>>>>

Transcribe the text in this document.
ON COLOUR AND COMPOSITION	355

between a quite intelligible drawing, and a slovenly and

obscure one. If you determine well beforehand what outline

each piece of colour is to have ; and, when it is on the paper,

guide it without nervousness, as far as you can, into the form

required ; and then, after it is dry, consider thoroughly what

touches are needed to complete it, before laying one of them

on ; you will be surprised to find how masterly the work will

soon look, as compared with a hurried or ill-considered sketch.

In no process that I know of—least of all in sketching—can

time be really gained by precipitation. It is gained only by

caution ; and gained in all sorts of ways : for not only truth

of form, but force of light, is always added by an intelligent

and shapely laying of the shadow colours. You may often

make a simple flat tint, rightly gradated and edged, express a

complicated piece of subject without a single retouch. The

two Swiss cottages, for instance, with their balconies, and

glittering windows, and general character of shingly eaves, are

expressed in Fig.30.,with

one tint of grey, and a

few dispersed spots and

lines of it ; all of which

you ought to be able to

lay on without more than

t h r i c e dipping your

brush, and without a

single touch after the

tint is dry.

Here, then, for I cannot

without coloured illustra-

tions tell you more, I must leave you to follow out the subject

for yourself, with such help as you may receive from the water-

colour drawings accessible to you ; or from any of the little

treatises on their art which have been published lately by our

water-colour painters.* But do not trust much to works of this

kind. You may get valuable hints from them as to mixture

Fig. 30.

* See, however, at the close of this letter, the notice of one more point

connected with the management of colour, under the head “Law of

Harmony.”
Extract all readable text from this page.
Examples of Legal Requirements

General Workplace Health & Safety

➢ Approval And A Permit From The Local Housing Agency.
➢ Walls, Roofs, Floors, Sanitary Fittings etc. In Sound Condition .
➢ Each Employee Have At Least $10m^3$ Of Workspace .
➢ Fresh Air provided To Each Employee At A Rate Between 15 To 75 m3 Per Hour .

<<<<

TASK GOAL: Extract every line above containing the word "what".

TASK RESPONSE:
obscure one. If you determine well beforehand what outline
required ; and then, after it is dry, consider thoroughly what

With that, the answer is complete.